** EXERCISE PROMPT **
Set out each line from the following listing that includes the word "this".
--- begin ---
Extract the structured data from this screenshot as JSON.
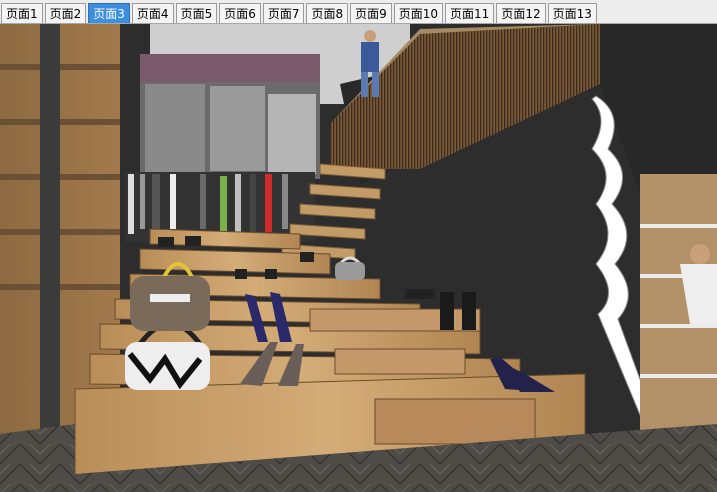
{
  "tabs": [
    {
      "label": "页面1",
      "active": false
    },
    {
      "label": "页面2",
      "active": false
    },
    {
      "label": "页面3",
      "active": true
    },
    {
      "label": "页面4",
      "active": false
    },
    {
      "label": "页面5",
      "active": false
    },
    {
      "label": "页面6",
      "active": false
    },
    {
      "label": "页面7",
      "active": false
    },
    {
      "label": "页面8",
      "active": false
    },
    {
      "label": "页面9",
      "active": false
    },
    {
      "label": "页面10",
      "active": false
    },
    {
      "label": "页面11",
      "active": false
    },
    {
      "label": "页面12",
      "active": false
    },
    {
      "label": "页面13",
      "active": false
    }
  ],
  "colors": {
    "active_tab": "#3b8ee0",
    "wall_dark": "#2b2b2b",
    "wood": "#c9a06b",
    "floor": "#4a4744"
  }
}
--- end ---
--- begin ---
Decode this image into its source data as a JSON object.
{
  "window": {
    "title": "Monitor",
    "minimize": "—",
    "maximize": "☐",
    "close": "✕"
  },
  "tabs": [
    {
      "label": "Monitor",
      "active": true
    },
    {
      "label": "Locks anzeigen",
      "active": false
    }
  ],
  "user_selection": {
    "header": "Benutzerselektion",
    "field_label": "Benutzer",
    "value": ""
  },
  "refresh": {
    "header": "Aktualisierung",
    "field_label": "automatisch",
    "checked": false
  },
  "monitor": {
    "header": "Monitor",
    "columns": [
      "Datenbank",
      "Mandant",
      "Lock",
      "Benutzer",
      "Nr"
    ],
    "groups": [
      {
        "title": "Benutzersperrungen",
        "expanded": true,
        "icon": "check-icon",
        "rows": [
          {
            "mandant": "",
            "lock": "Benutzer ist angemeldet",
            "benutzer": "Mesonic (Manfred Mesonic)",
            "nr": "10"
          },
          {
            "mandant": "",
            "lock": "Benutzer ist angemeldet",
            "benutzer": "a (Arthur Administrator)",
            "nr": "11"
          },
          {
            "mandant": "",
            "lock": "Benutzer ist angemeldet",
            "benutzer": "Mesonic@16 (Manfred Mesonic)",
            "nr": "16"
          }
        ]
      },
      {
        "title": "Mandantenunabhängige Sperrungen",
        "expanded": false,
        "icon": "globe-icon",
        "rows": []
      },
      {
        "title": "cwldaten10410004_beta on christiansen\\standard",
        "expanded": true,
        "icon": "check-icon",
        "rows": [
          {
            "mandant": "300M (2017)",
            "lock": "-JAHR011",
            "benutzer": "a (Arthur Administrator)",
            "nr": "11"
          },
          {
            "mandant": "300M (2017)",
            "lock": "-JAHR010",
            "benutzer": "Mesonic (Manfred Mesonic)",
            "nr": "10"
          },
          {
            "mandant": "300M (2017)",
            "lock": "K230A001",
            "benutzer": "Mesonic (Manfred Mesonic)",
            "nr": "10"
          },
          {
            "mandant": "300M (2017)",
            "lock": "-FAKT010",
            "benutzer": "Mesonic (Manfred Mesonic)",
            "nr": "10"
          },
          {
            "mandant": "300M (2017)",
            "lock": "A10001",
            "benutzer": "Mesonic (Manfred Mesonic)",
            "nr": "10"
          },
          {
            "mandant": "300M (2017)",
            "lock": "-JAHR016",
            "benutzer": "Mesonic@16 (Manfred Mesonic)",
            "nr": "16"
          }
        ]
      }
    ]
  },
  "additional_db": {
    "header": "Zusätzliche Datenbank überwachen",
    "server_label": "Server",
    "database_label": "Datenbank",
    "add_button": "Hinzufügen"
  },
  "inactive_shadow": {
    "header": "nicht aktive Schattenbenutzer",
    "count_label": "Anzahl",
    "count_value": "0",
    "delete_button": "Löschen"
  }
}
--- end ---
** ANSWER BELOW **
Extract the structured data from this screenshot as JSON.
Decode this image into its source data as a JSON object.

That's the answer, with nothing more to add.